== Short task ==
Your job is to restate each entry word for word.

(Stored entries)
************
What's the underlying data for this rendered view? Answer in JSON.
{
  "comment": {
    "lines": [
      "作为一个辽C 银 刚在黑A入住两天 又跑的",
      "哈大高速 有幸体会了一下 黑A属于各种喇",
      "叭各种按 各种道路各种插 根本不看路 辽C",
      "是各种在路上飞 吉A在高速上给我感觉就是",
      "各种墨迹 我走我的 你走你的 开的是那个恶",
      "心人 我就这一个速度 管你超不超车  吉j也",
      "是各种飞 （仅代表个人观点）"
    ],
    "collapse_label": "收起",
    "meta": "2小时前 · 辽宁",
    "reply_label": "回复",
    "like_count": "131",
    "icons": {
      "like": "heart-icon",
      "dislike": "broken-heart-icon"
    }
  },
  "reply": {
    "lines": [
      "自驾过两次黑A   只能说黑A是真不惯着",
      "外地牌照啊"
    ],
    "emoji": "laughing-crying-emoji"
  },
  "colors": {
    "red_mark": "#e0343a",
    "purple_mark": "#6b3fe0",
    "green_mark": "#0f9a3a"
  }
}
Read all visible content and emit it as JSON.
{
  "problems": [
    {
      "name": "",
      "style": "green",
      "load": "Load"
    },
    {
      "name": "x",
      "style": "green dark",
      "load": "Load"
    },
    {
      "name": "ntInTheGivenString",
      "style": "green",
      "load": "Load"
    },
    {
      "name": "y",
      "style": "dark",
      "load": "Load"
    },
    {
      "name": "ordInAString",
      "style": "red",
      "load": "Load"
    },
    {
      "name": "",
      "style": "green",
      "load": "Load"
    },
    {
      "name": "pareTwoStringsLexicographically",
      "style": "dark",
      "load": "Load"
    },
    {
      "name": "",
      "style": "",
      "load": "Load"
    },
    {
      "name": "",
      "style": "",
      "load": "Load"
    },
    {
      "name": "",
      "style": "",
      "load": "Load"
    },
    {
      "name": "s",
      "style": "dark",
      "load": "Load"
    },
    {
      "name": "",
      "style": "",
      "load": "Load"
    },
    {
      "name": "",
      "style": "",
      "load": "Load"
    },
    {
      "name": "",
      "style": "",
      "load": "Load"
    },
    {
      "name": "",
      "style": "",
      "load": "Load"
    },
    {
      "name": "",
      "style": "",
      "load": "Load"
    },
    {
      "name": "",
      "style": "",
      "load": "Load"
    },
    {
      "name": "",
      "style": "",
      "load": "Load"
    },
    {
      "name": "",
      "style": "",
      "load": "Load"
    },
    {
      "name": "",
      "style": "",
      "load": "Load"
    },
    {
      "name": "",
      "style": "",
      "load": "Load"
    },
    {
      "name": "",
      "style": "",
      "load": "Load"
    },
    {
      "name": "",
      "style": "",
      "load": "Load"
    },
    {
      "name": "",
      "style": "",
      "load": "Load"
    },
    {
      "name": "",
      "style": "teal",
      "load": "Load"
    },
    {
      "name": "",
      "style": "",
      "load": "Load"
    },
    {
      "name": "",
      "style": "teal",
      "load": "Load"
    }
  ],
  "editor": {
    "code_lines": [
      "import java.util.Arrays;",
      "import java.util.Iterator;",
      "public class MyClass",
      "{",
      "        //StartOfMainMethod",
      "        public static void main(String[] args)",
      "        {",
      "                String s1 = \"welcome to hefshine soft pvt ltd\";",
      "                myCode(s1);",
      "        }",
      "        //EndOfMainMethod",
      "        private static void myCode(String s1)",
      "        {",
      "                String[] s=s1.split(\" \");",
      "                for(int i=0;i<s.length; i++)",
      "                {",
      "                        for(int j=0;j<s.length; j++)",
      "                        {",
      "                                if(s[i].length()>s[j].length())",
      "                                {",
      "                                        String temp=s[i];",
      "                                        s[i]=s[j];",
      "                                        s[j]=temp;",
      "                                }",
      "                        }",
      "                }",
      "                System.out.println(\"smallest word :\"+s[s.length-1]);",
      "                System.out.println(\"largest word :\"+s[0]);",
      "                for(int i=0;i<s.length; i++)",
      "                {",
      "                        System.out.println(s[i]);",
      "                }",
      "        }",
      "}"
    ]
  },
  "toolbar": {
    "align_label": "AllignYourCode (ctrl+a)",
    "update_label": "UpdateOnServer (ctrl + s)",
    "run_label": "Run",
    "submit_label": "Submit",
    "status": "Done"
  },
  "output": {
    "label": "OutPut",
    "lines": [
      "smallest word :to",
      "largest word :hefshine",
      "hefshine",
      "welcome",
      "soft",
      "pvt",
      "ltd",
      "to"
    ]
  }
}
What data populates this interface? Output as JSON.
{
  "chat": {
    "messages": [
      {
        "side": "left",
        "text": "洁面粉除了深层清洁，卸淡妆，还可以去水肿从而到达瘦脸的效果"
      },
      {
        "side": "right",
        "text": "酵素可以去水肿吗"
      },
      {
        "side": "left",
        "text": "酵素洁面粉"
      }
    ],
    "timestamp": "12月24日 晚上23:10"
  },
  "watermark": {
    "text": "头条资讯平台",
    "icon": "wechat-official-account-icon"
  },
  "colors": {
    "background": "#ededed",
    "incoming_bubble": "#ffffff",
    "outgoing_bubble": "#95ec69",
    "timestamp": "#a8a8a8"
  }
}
************
== Exercise output ==
What's the underlying data for this rendered view? Answer in JSON.
{
  "comment": {
    "lines": [
      "作为一个辽C 银 刚在黑A入住两天 又跑的",
      "哈大高速 有幸体会了一下 黑A属于各种喇",
      "叭各种按 各种道路各种插 根本不看路 辽C",
      "是各种在路上飞 吉A在高速上给我感觉就是",
      "各种墨迹 我走我的 你走你的 开的是那个恶",
      "心人 我就这一个速度 管你超不超车  吉j也",
      "是各种飞 （仅代表个人观点）"
    ],
    "collapse_label": "收起",
    "meta": "2小时前 · 辽宁",
    "reply_label": "回复",
    "like_count": "131",
    "icons": {
      "like": "heart-icon",
      "dislike": "broken-heart-icon"
    }
  },
  "reply": {
    "lines": [
      "自驾过两次黑A   只能说黑A是真不惯着",
      "外地牌照啊"
    ],
    "emoji": "laughing-crying-emoji"
  },
  "colors": {
    "red_mark": "#e0343a",
    "purple_mark": "#6b3fe0",
    "green_mark": "#0f9a3a"
  }
}
Read all visible content and emit it as JSON.
{
  "problems": [
    {
      "name": "",
      "style": "green",
      "load": "Load"
    },
    {
      "name": "x",
      "style": "green dark",
      "load": "Load"
    },
    {
      "name": "ntInTheGivenString",
      "style": "green",
      "load": "Load"
    },
    {
      "name": "y",
      "style": "dark",
      "load": "Load"
    },
    {
      "name": "ordInAString",
      "style": "red",
      "load": "Load"
    },
    {
      "name": "",
      "style": "green",
      "load": "Load"
    },
    {
      "name": "pareTwoStringsLexicographically",
      "style": "dark",
      "load": "Load"
    },
    {
      "name": "",
      "style": "",
      "load": "Load"
    },
    {
      "name": "",
      "style": "",
      "load": "Load"
    },
    {
      "name": "",
      "style": "",
      "load": "Load"
    },
    {
      "name": "s",
      "style": "dark",
      "load": "Load"
    },
    {
      "name": "",
      "style": "",
      "load": "Load"
    },
    {
      "name": "",
      "style": "",
      "load": "Load"
    },
    {
      "name": "",
      "style": "",
      "load": "Load"
    },
    {
      "name": "",
      "style": "",
      "load": "Load"
    },
    {
      "name": "",
      "style": "",
      "load": "Load"
    },
    {
      "name": "",
      "style": "",
      "load": "Load"
    },
    {
      "name": "",
      "style": "",
      "load": "Load"
    },
    {
      "name": "",
      "style": "",
      "load": "Load"
    },
    {
      "name": "",
      "style": "",
      "load": "Load"
    },
    {
      "name": "",
      "style": "",
      "load": "Load"
    },
    {
      "name": "",
      "style": "",
      "load": "Load"
    },
    {
      "name": "",
      "style": "",
      "load": "Load"
    },
    {
      "name": "",
      "style": "",
      "load": "Load"
    },
    {
      "name": "",
      "style": "teal",
      "load": "Load"
    },
    {
      "name": "",
      "style": "",
      "load": "Load"
    },
    {
      "name": "",
      "style": "teal",
      "load": "Load"
    }
  ],
  "editor": {
    "code_lines": [
      "import java.util.Arrays;",
      "import java.util.Iterator;",
      "public class MyClass",
      "{",
      "        //StartOfMainMethod",
      "        public static void main(String[] args)",
      "        {",
      "                String s1 = \"welcome to hefshine soft pvt ltd\";",
      "                myCode(s1);",
      "        }",
      "        //EndOfMainMethod",
      "        private static void myCode(String s1)",
      "        {",
      "                String[] s=s1.split(\" \");",
      "                for(int i=0;i<s.length; i++)",
      "                {",
      "                        for(int j=0;j<s.length; j++)",
      "                        {",
      "                                if(s[i].length()>s[j].length())",
      "                                {",
      "                                        String temp=s[i];",
      "                                        s[i]=s[j];",
      "                                        s[j]=temp;",
      "                                }",
      "                        }",
      "                }",
      "                System.out.println(\"smallest word :\"+s[s.length-1]);",
      "                System.out.println(\"largest word :\"+s[0]);",
      "                for(int i=0;i<s.length; i++)",
      "                {",
      "                        System.out.println(s[i]);",
      "                }",
      "        }",
      "}"
    ]
  },
  "toolbar": {
    "align_label": "AllignYourCode (ctrl+a)",
    "update_label": "UpdateOnServer (ctrl + s)",
    "run_label": "Run",
    "submit_label": "Submit",
    "status": "Done"
  },
  "output": {
    "label": "OutPut",
    "lines": [
      "smallest word :to",
      "largest word :hefshine",
      "hefshine",
      "welcome",
      "soft",
      "pvt",
      "ltd",
      "to"
    ]
  }
}
What data populates this interface? Output as JSON.
{
  "chat": {
    "messages": [
      {
        "side": "left",
        "text": "洁面粉除了深层清洁，卸淡妆，还可以去水肿从而到达瘦脸的效果"
      },
      {
        "side": "right",
        "text": "酵素可以去水肿吗"
      },
      {
        "side": "left",
        "text": "酵素洁面粉"
      }
    ],
    "timestamp": "12月24日 晚上23:10"
  },
  "watermark": {
    "text": "头条资讯平台",
    "icon": "wechat-official-account-icon"
  },
  "colors": {
    "background": "#ededed",
    "incoming_bubble": "#ffffff",
    "outgoing_bubble": "#95ec69",
    "timestamp": "#a8a8a8"
  }
}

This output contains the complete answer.